• [SUPPLIED TEXT]:
▬▬▬▬▬▬▬▬▬▬

In the aforesaid background, it was for the
petitioner/plaintiff to produce the relevant revenue record at
the appropriate time. By simply stating in the application filed
in the year 2021 that the petitioner/plaintiff was not a party to
mutation No.276 and, therefore, he could not place on record
.
its copy as well as jamabandi pertaining to Khasra
No.369/281, at the time of filing of civil suit, will not entitle
him to produce these documents at this belated stage. Both
sides have already led evidence in the civil suit. It is not
petitioner's case that adequate opportunity to lead evidence
was not granted to him. The case had been heard and fixed
pronouncement of judgment. It is now fixed for re-hearing. The
conduct of the petitioner/plaintiff shows that in the guise of
the application, attempt is being made to protract the trial.

▬▬▬▬▬▬▬▬▬▬

• [Annotated element listings]:
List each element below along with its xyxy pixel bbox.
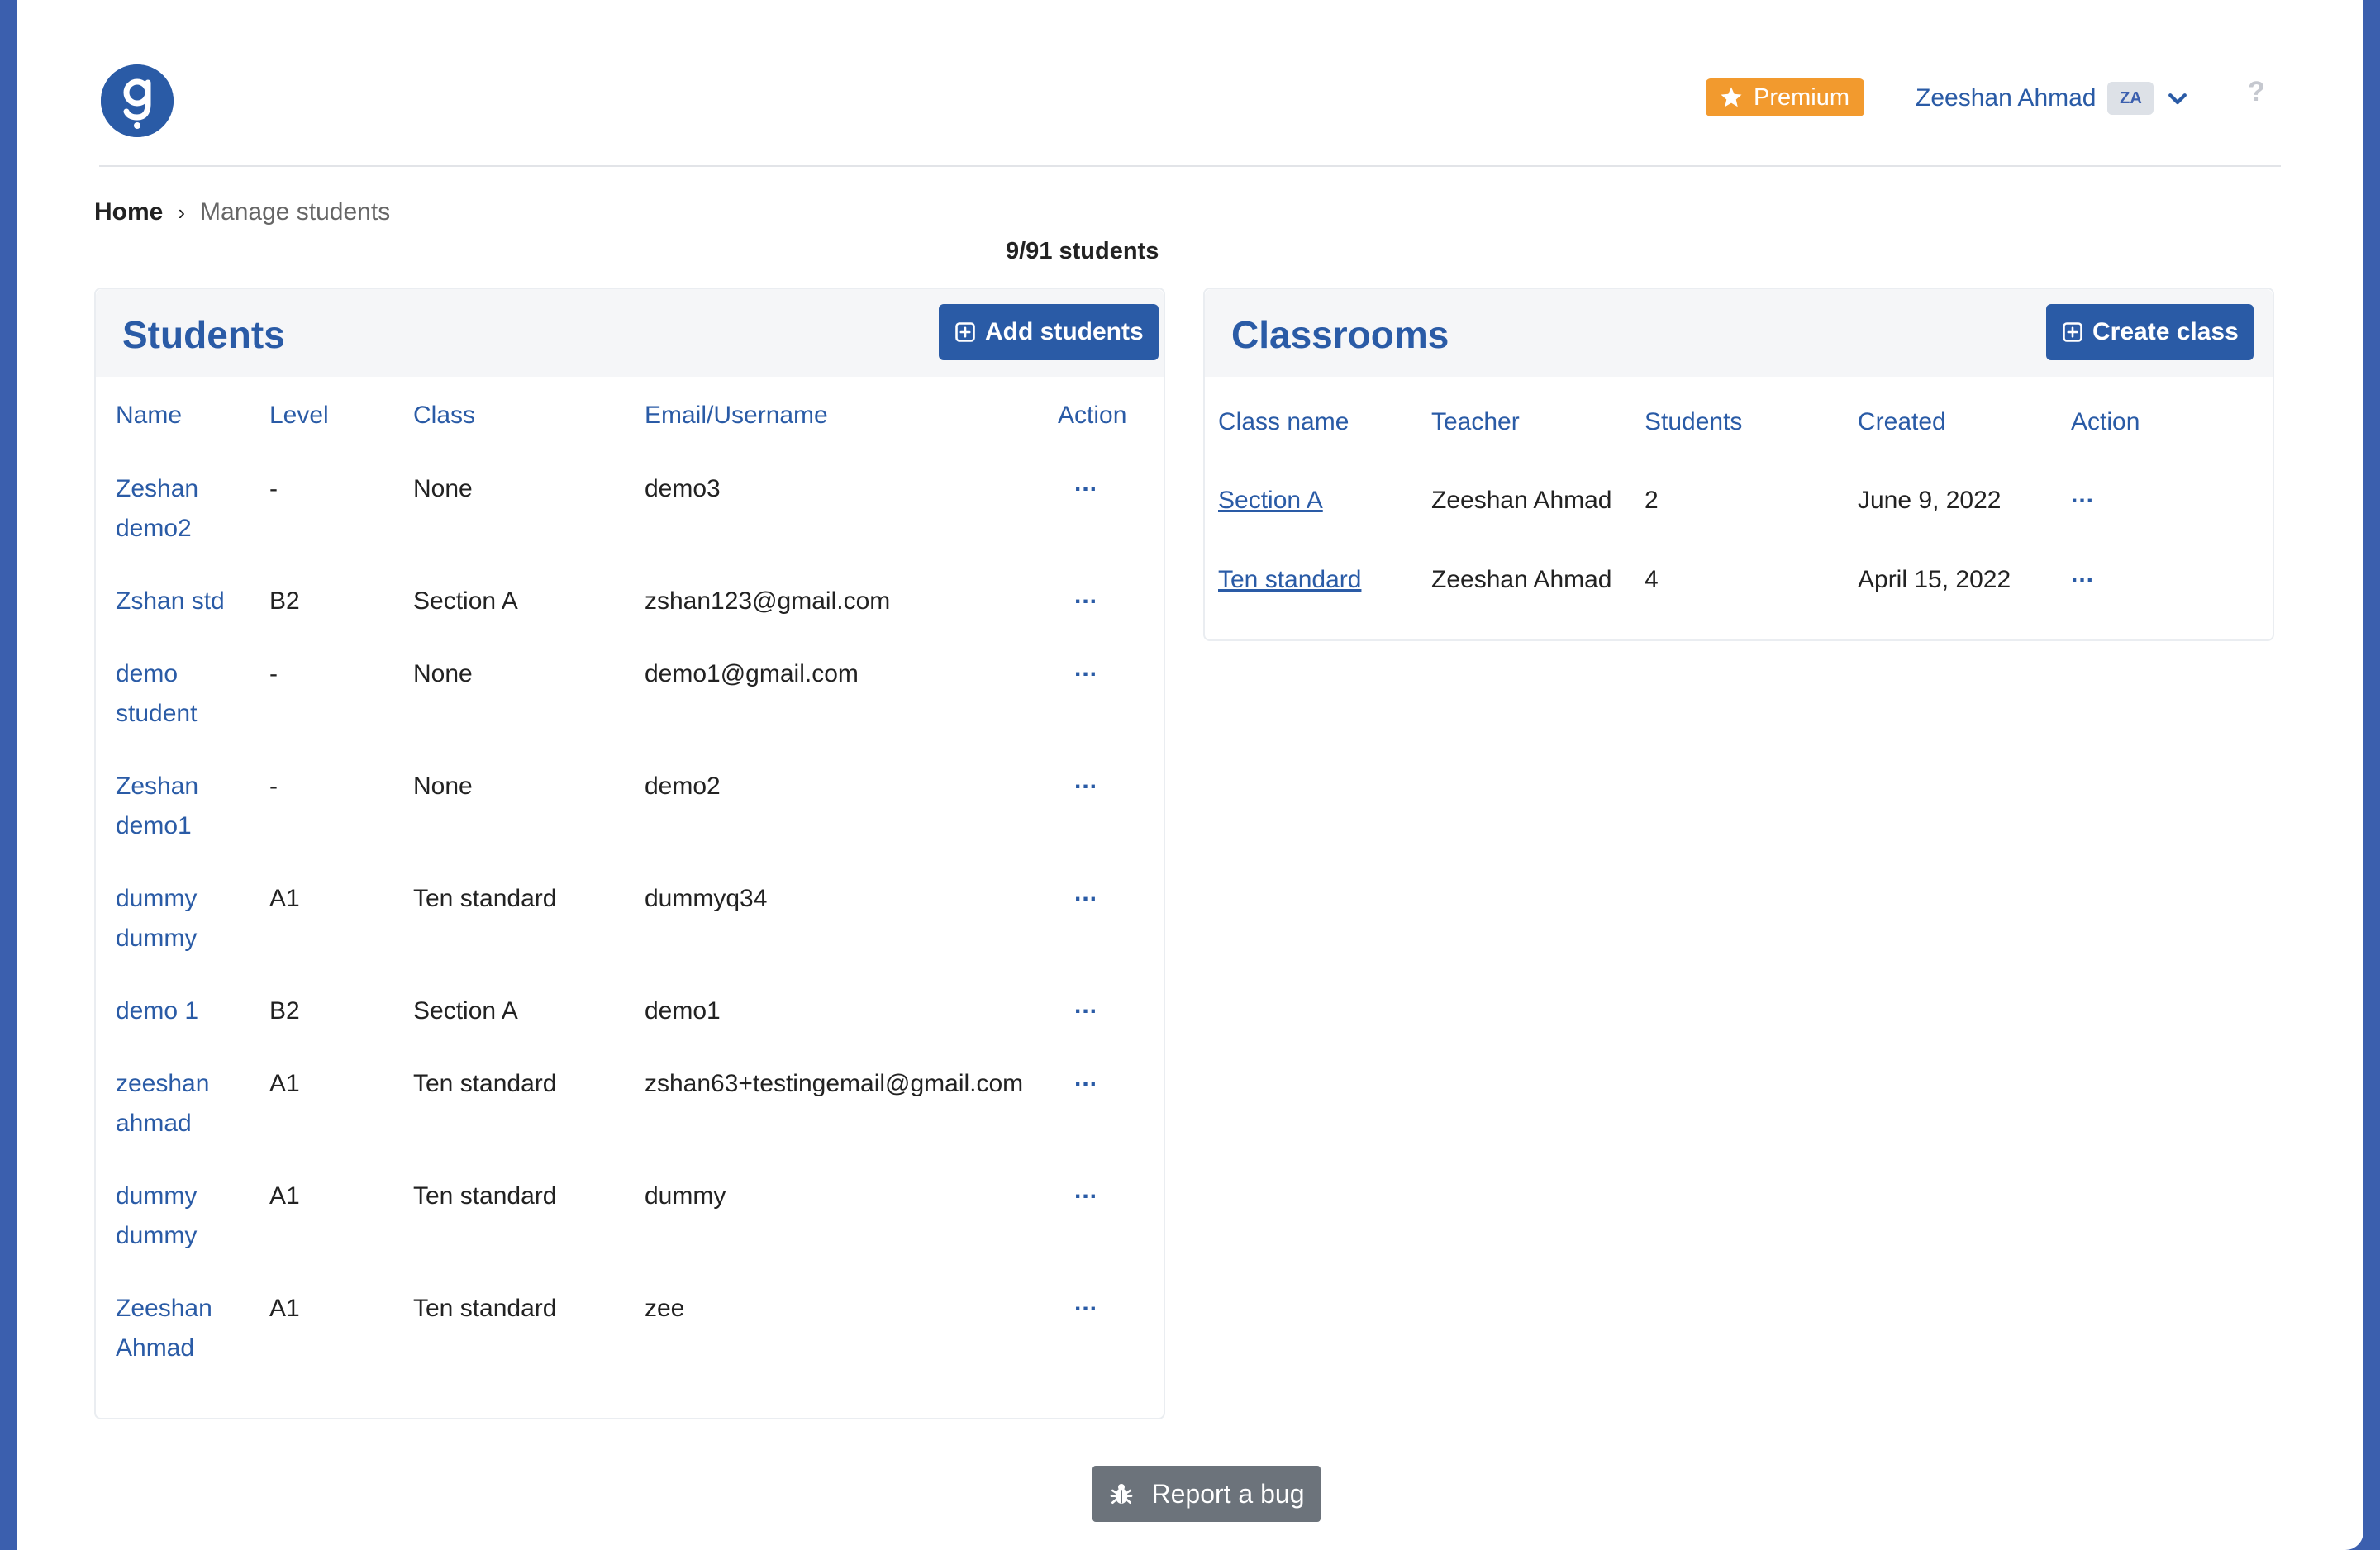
student-level: B2 [269,587,300,615]
create-class-label: Create class [2092,318,2239,345]
student-level: A1 [269,1182,300,1210]
more-actions-icon[interactable]: ... [1074,1177,1097,1205]
student-level: A1 [269,1295,300,1322]
chevron-right-icon: › [178,199,186,225]
student-name[interactable]: Zeeshan Ahmad [116,1289,212,1368]
col-header-action: Action [1058,402,1127,429]
add-students-button[interactable]: Add students [939,304,1159,360]
col-header-action: Action [2071,408,2140,435]
student-name[interactable]: dummy dummy [116,1177,197,1256]
help-icon[interactable]: ? [2248,76,2265,108]
breadcrumb-current: Manage students [200,198,391,226]
student-name[interactable]: demo 1 [116,991,198,1031]
report-bug-button[interactable]: Report a bug [1092,1466,1321,1522]
logo-g-icon [101,64,174,137]
breadcrumb-home[interactable]: Home [94,198,163,226]
col-header-created[interactable]: Created [1858,408,1946,436]
col-header-email[interactable]: Email/Username [645,402,828,430]
student-class: Section A [413,587,518,615]
more-actions-icon[interactable]: ... [2071,560,2094,588]
col-header-teacher[interactable]: Teacher [1431,408,1520,436]
student-level: A1 [269,1070,300,1097]
student-email: zee [645,1295,685,1322]
class-created: June 9, 2022 [1858,487,2002,514]
student-class: Ten standard [413,885,557,912]
more-actions-icon[interactable]: ... [1074,991,1097,1020]
student-class: Section A [413,997,518,1025]
classrooms-title: Classrooms [1231,313,1449,356]
plus-square-icon [2063,322,2082,342]
student-name[interactable]: demo student [116,654,197,734]
col-header-class[interactable]: Class [413,402,475,430]
more-actions-icon[interactable]: ... [1074,1289,1097,1317]
student-name[interactable]: Zeshan demo2 [116,469,198,549]
more-actions-icon[interactable]: ... [1074,879,1097,907]
student-class: Ten standard [413,1070,557,1097]
student-name[interactable]: Zeshan demo1 [116,767,198,846]
students-panel-header: Students Add students [96,289,1164,377]
student-email: dummyq34 [645,885,768,912]
user-name: Zeeshan Ahmad [1916,84,2097,112]
col-header-class-name[interactable]: Class name [1218,408,1349,436]
page: Premium Zeeshan Ahmad ZA ? Home › Manage… [17,0,2363,1550]
user-menu[interactable]: Zeeshan Ahmad ZA [1916,78,2190,118]
plus-square-icon [955,322,975,342]
class-student-count: 2 [1645,487,1659,514]
more-actions-icon[interactable]: ... [2071,481,2094,509]
more-actions-icon[interactable]: ... [1074,469,1097,497]
student-class: None [413,773,473,800]
chevron-down-icon[interactable] [2165,86,2190,111]
students-panel: Students Add students Name Level Class E… [94,288,1165,1419]
header-divider [99,165,2281,167]
student-name[interactable]: Zshan std [116,582,225,621]
class-name-link[interactable]: Section A [1218,481,1323,521]
breadcrumb: Home › Manage students [94,198,390,226]
student-name[interactable]: dummy dummy [116,879,197,958]
classrooms-panel-header: Classrooms Create class [1205,289,2273,377]
class-teacher: Zeeshan Ahmad [1431,487,1612,514]
student-email: demo2 [645,773,721,800]
student-level: A1 [269,885,300,912]
student-level: - [269,773,278,800]
students-title: Students [122,313,285,356]
student-email: demo3 [645,475,721,502]
class-teacher: Zeeshan Ahmad [1431,566,1612,593]
col-header-name[interactable]: Name [116,402,182,430]
avatar: ZA [2107,82,2154,115]
student-name[interactable]: zeeshan ahmad [116,1064,209,1143]
col-header-students[interactable]: Students [1645,408,1742,436]
student-class: Ten standard [413,1182,557,1210]
student-email: zshan123@gmail.com [645,587,891,615]
more-actions-icon[interactable]: ... [1074,582,1097,610]
student-class: None [413,475,473,502]
class-student-count: 4 [1645,566,1659,593]
student-level: - [269,475,278,502]
more-actions-icon[interactable]: ... [1074,654,1097,682]
premium-badge[interactable]: Premium [1706,78,1865,116]
student-level: - [269,660,278,687]
classrooms-panel: Classrooms Create class Class name Teach… [1203,288,2274,641]
bug-icon [1111,1484,1133,1504]
app-logo[interactable] [101,64,174,137]
student-count: 9/91 students [1006,238,1159,264]
premium-label: Premium [1754,83,1850,111]
student-email: dummy [645,1182,726,1210]
add-students-label: Add students [985,318,1144,345]
student-class: Ten standard [413,1295,557,1322]
report-bug-label: Report a bug [1151,1478,1305,1509]
more-actions-icon[interactable]: ... [1074,1064,1097,1092]
create-class-button[interactable]: Create class [2046,304,2254,360]
col-header-level[interactable]: Level [269,402,329,430]
class-name-link[interactable]: Ten standard [1218,560,1361,600]
student-email: zshan63+testingemail@gmail.com [645,1070,1024,1097]
star-icon [1721,87,1742,107]
student-email: demo1@gmail.com [645,660,859,687]
student-class: None [413,660,473,687]
more-actions-icon[interactable]: ... [1074,767,1097,795]
student-level: B2 [269,997,300,1025]
student-email: demo1 [645,997,721,1025]
class-created: April 15, 2022 [1858,566,2011,593]
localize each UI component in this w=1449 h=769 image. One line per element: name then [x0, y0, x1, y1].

▬▬▬▬▬▬▬▬▬▬

• [WHAT YOU WILL DO]:
**A.** In the court passage, which mutation number does the petitioner/plaintiff say he was not a party to?
**B.** List every number that appears in the court passage.
**C.** Carry the court passage on from its final sentence.
The items are separate material and have no connection to the court passage.

• [TASK RESPONSES]:
**A.** Mutation No.276.

**B.** 2021; 276; 369/281

**C.**
Allowing petitioner's prayer at this belated stage of the suit, in
the facts and circumstances of the case, would definitely cause
prejudice to the respondents/defendants. Parties would then
be required to lead additional evidence. Lacunae, if any
occurred in the evidence led by the plaintiff cannot be allowed
to be plugged in at this stage. The judgments relied upon by
learned counsel for the petitioner/plaintiff are not applicable
to the facts of the case. The impugned order does not suffer
from any infirmity.
Consequently, the present petition is dismissed, so
also the pending miscellaneous application(s), if any.
Jyotsna Rewal Dua
.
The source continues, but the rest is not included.